%%
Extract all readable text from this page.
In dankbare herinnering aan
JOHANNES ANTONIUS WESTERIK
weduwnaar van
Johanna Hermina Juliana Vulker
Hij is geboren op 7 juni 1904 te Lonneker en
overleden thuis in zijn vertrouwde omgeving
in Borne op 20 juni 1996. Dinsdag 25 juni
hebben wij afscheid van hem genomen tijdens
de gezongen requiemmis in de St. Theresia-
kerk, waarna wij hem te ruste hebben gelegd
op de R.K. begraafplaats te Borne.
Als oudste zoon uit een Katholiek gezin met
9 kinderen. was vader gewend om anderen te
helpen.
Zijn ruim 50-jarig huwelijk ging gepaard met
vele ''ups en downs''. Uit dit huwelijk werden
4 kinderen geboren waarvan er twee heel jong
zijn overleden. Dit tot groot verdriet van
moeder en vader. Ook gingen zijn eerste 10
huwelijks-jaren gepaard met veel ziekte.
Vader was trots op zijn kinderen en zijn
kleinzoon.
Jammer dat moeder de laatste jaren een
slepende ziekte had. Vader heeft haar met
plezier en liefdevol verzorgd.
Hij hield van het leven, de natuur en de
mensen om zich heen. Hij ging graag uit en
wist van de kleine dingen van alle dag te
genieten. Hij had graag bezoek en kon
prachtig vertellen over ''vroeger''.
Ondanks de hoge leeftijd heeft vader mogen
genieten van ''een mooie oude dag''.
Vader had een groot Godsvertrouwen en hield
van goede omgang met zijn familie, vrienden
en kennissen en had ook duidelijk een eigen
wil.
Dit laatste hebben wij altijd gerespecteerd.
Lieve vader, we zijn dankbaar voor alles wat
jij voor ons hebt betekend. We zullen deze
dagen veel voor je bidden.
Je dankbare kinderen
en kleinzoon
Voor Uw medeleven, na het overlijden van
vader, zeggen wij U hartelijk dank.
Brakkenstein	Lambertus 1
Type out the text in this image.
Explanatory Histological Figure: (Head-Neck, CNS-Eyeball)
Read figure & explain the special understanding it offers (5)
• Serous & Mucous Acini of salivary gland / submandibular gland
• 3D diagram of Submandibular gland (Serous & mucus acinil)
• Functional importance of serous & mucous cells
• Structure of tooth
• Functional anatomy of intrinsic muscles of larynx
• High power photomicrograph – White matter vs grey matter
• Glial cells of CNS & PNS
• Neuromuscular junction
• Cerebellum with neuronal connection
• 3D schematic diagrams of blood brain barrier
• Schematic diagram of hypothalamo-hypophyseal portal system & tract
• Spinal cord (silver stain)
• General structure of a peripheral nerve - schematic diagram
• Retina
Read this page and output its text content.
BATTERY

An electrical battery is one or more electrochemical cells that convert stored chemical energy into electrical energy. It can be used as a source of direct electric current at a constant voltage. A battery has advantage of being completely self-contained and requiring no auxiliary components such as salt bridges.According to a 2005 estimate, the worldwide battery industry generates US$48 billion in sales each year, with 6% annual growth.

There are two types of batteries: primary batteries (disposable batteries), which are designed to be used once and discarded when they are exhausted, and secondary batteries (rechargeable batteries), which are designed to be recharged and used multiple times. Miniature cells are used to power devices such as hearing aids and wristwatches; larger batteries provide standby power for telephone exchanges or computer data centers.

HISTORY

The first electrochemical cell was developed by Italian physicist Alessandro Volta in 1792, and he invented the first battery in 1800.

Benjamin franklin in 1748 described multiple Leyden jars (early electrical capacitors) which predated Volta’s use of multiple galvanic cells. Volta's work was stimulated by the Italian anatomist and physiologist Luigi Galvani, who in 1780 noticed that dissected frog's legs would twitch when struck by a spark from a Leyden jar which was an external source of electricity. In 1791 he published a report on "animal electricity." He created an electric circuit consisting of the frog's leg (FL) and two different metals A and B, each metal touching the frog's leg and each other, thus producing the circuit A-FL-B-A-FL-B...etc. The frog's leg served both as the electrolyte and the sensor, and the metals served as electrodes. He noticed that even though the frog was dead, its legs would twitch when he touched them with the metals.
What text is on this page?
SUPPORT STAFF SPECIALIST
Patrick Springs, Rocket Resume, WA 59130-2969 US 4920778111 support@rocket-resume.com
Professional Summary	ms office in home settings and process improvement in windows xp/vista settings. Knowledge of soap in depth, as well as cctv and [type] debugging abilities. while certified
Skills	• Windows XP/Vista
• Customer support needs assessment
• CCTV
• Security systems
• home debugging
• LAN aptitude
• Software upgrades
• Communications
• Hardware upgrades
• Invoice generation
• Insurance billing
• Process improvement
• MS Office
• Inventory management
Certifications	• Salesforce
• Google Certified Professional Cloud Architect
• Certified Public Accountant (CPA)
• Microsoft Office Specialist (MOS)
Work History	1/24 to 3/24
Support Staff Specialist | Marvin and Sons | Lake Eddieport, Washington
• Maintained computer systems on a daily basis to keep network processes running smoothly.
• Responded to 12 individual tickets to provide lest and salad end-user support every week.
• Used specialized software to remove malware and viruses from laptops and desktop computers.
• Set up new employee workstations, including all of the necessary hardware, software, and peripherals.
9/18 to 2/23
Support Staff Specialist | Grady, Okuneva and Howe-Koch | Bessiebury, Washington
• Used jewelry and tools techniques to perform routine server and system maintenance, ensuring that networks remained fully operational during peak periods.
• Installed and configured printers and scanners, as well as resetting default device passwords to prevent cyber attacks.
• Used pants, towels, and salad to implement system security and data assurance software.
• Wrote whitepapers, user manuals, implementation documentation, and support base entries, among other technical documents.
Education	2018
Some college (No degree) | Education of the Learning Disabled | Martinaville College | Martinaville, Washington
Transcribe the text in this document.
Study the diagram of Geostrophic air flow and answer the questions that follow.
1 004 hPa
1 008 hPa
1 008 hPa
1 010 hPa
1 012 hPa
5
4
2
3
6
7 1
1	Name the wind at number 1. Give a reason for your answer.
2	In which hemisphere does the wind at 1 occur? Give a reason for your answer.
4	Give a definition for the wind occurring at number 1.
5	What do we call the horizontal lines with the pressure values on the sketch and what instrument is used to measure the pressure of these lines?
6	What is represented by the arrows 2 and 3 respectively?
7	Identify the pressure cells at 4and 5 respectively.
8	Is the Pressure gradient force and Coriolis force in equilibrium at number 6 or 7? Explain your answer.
%%
About this task - Once more, write down the full material exactly as it appears.

Response to this task -
Extract all readable text from this page.
In dankbare herinnering aan
JOHANNES ANTONIUS WESTERIK
weduwnaar van
Johanna Hermina Juliana Vulker
Hij is geboren op 7 juni 1904 te Lonneker en
overleden thuis in zijn vertrouwde omgeving
in Borne op 20 juni 1996. Dinsdag 25 juni
hebben wij afscheid van hem genomen tijdens
de gezongen requiemmis in de St. Theresia-
kerk, waarna wij hem te ruste hebben gelegd
op de R.K. begraafplaats te Borne.
Als oudste zoon uit een Katholiek gezin met
9 kinderen. was vader gewend om anderen te
helpen.
Zijn ruim 50-jarig huwelijk ging gepaard met
vele ''ups en downs''. Uit dit huwelijk werden
4 kinderen geboren waarvan er twee heel jong
zijn overleden. Dit tot groot verdriet van
moeder en vader. Ook gingen zijn eerste 10
huwelijks-jaren gepaard met veel ziekte.
Vader was trots op zijn kinderen en zijn
kleinzoon.
Jammer dat moeder de laatste jaren een
slepende ziekte had. Vader heeft haar met
plezier en liefdevol verzorgd.
Hij hield van het leven, de natuur en de
mensen om zich heen. Hij ging graag uit en
wist van de kleine dingen van alle dag te
genieten. Hij had graag bezoek en kon
prachtig vertellen over ''vroeger''.
Ondanks de hoge leeftijd heeft vader mogen
genieten van ''een mooie oude dag''.
Vader had een groot Godsvertrouwen en hield
van goede omgang met zijn familie, vrienden
en kennissen en had ook duidelijk een eigen
wil.
Dit laatste hebben wij altijd gerespecteerd.
Lieve vader, we zijn dankbaar voor alles wat
jij voor ons hebt betekend. We zullen deze
dagen veel voor je bidden.
Je dankbare kinderen
en kleinzoon
Voor Uw medeleven, na het overlijden van
vader, zeggen wij U hartelijk dank.
Brakkenstein	Lambertus 1
Type out the text in this image.
Explanatory Histological Figure: (Head-Neck, CNS-Eyeball)
Read figure & explain the special understanding it offers (5)
• Serous & Mucous Acini of salivary gland / submandibular gland
• 3D diagram of Submandibular gland (Serous & mucus acinil)
• Functional importance of serous & mucous cells
• Structure of tooth
• Functional anatomy of intrinsic muscles of larynx
• High power photomicrograph – White matter vs grey matter
• Glial cells of CNS & PNS
• Neuromuscular junction
• Cerebellum with neuronal connection
• 3D schematic diagrams of blood brain barrier
• Schematic diagram of hypothalamo-hypophyseal portal system & tract
• Spinal cord (silver stain)
• General structure of a peripheral nerve - schematic diagram
• Retina
Read this page and output its text content.
BATTERY

An electrical battery is one or more electrochemical cells that convert stored chemical energy into electrical energy. It can be used as a source of direct electric current at a constant voltage. A battery has advantage of being completely self-contained and requiring no auxiliary components such as salt bridges.According to a 2005 estimate, the worldwide battery industry generates US$48 billion in sales each year, with 6% annual growth.

There are two types of batteries: primary batteries (disposable batteries), which are designed to be used once and discarded when they are exhausted, and secondary batteries (rechargeable batteries), which are designed to be recharged and used multiple times. Miniature cells are used to power devices such as hearing aids and wristwatches; larger batteries provide standby power for telephone exchanges or computer data centers.

HISTORY

The first electrochemical cell was developed by Italian physicist Alessandro Volta in 1792, and he invented the first battery in 1800.

Benjamin franklin in 1748 described multiple Leyden jars (early electrical capacitors) which predated Volta’s use of multiple galvanic cells. Volta's work was stimulated by the Italian anatomist and physiologist Luigi Galvani, who in 1780 noticed that dissected frog's legs would twitch when struck by a spark from a Leyden jar which was an external source of electricity. In 1791 he published a report on "animal electricity." He created an electric circuit consisting of the frog's leg (FL) and two different metals A and B, each metal touching the frog's leg and each other, thus producing the circuit A-FL-B-A-FL-B...etc. The frog's leg served both as the electrolyte and the sensor, and the metals served as electrodes. He noticed that even though the frog was dead, its legs would twitch when he touched them with the metals.
What text is on this page?
SUPPORT STAFF SPECIALIST
Patrick Springs, Rocket Resume, WA 59130-2969 US 4920778111 support@rocket-resume.com
Professional Summary	ms office in home settings and process improvement in windows xp/vista settings. Knowledge of soap in depth, as well as cctv and [type] debugging abilities. while certified
Skills	• Windows XP/Vista
• Customer support needs assessment
• CCTV
• Security systems
• home debugging
• LAN aptitude
• Software upgrades
• Communications
• Hardware upgrades
• Invoice generation
• Insurance billing
• Process improvement
• MS Office
• Inventory management
Certifications	• Salesforce
• Google Certified Professional Cloud Architect
• Certified Public Accountant (CPA)
• Microsoft Office Specialist (MOS)
Work History	1/24 to 3/24
Support Staff Specialist | Marvin and Sons | Lake Eddieport, Washington
• Maintained computer systems on a daily basis to keep network processes running smoothly.
• Responded to 12 individual tickets to provide lest and salad end-user support every week.
• Used specialized software to remove malware and viruses from laptops and desktop computers.
• Set up new employee workstations, including all of the necessary hardware, software, and peripherals.
9/18 to 2/23
Support Staff Specialist | Grady, Okuneva and Howe-Koch | Bessiebury, Washington
• Used jewelry and tools techniques to perform routine server and system maintenance, ensuring that networks remained fully operational during peak periods.
• Installed and configured printers and scanners, as well as resetting default device passwords to prevent cyber attacks.
• Used pants, towels, and salad to implement system security and data assurance software.
• Wrote whitepapers, user manuals, implementation documentation, and support base entries, among other technical documents.
Education	2018
Some college (No degree) | Education of the Learning Disabled | Martinaville College | Martinaville, Washington
Transcribe the text in this document.
Study the diagram of Geostrophic air flow and answer the questions that follow.
1 004 hPa
1 008 hPa
1 008 hPa
1 010 hPa
1 012 hPa
5
4
2
3
6
7 1
1	Name the wind at number 1. Give a reason for your answer.
2	In which hemisphere does the wind at 1 occur? Give a reason for your answer.
4	Give a definition for the wind occurring at number 1.
5	What do we call the horizontal lines with the pressure values on the sketch and what instrument is used to measure the pressure of these lines?
6	What is represented by the arrows 2 and 3 respectively?
7	Identify the pressure cells at 4and 5 respectively.
8	Is the Pressure gradient force and Coriolis force in equilibrium at number 6 or 7? Explain your answer.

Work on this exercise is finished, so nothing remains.